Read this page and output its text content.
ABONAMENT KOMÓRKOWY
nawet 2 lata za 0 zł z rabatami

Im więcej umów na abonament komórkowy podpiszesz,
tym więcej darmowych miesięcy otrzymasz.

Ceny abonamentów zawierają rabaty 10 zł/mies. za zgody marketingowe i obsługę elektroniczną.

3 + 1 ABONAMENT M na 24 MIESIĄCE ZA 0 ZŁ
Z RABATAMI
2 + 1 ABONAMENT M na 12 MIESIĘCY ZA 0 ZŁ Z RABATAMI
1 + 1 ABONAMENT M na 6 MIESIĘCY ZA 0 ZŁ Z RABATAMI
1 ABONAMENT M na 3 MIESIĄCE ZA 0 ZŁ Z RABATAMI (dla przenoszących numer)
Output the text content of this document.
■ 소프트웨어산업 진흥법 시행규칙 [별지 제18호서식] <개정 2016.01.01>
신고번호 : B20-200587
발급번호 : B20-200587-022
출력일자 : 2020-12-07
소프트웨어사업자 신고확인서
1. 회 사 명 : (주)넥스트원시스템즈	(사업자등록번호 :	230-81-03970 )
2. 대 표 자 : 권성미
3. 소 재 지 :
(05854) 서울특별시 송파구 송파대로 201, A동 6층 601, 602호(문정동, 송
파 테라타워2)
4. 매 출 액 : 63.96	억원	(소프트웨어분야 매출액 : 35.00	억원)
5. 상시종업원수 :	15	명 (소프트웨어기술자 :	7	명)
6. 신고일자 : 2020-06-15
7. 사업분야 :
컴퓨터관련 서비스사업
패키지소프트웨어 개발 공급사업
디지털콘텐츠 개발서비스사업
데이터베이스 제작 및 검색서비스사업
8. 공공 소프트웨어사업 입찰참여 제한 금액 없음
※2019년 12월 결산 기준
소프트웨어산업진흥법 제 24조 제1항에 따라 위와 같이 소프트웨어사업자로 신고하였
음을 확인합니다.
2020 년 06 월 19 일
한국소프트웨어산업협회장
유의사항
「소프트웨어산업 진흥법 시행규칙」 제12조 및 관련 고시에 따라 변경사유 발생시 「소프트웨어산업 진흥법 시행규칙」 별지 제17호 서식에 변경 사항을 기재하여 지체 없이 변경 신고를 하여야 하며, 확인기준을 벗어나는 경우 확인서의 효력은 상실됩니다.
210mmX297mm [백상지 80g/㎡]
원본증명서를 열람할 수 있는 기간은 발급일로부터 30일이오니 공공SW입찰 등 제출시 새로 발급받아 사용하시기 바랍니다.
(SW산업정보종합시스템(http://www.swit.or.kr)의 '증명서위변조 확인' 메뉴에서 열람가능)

-=-=-=-=-

EXERCISE DIRECTIONS
Repeat the listing in full, keeping every line exactly as it is.

OUTPUT OF THE TASK
Read this page and output its text content.
ABONAMENT KOMÓRKOWY
nawet 2 lata za 0 zł z rabatami

Im więcej umów na abonament komórkowy podpiszesz,
tym więcej darmowych miesięcy otrzymasz.

Ceny abonamentów zawierają rabaty 10 zł/mies. za zgody marketingowe i obsługę elektroniczną.

3 + 1 ABONAMENT M na 24 MIESIĄCE ZA 0 ZŁ
Z RABATAMI
2 + 1 ABONAMENT M na 12 MIESIĘCY ZA 0 ZŁ Z RABATAMI
1 + 1 ABONAMENT M na 6 MIESIĘCY ZA 0 ZŁ Z RABATAMI
1 ABONAMENT M na 3 MIESIĄCE ZA 0 ZŁ Z RABATAMI (dla przenoszących numer)
Output the text content of this document.
■ 소프트웨어산업 진흥법 시행규칙 [별지 제18호서식] <개정 2016.01.01>
신고번호 : B20-200587
발급번호 : B20-200587-022
출력일자 : 2020-12-07
소프트웨어사업자 신고확인서
1. 회 사 명 : (주)넥스트원시스템즈	(사업자등록번호 :	230-81-03970 )
2. 대 표 자 : 권성미
3. 소 재 지 :
(05854) 서울특별시 송파구 송파대로 201, A동 6층 601, 602호(문정동, 송
파 테라타워2)
4. 매 출 액 : 63.96	억원	(소프트웨어분야 매출액 : 35.00	억원)
5. 상시종업원수 :	15	명 (소프트웨어기술자 :	7	명)
6. 신고일자 : 2020-06-15
7. 사업분야 :
컴퓨터관련 서비스사업
패키지소프트웨어 개발 공급사업
디지털콘텐츠 개발서비스사업
데이터베이스 제작 및 검색서비스사업
8. 공공 소프트웨어사업 입찰참여 제한 금액 없음
※2019년 12월 결산 기준
소프트웨어산업진흥법 제 24조 제1항에 따라 위와 같이 소프트웨어사업자로 신고하였
음을 확인합니다.
2020 년 06 월 19 일
한국소프트웨어산업협회장
유의사항
「소프트웨어산업 진흥법 시행규칙」 제12조 및 관련 고시에 따라 변경사유 발생시 「소프트웨어산업 진흥법 시행규칙」 별지 제17호 서식에 변경 사항을 기재하여 지체 없이 변경 신고를 하여야 하며, 확인기준을 벗어나는 경우 확인서의 효력은 상실됩니다.
210mmX297mm [백상지 80g/㎡]
원본증명서를 열람할 수 있는 기간은 발급일로부터 30일이오니 공공SW입찰 등 제출시 새로 발급받아 사용하시기 바랍니다.
(SW산업정보종합시스템(http://www.swit.or.kr)의 '증명서위변조 확인' 메뉴에서 열람가능)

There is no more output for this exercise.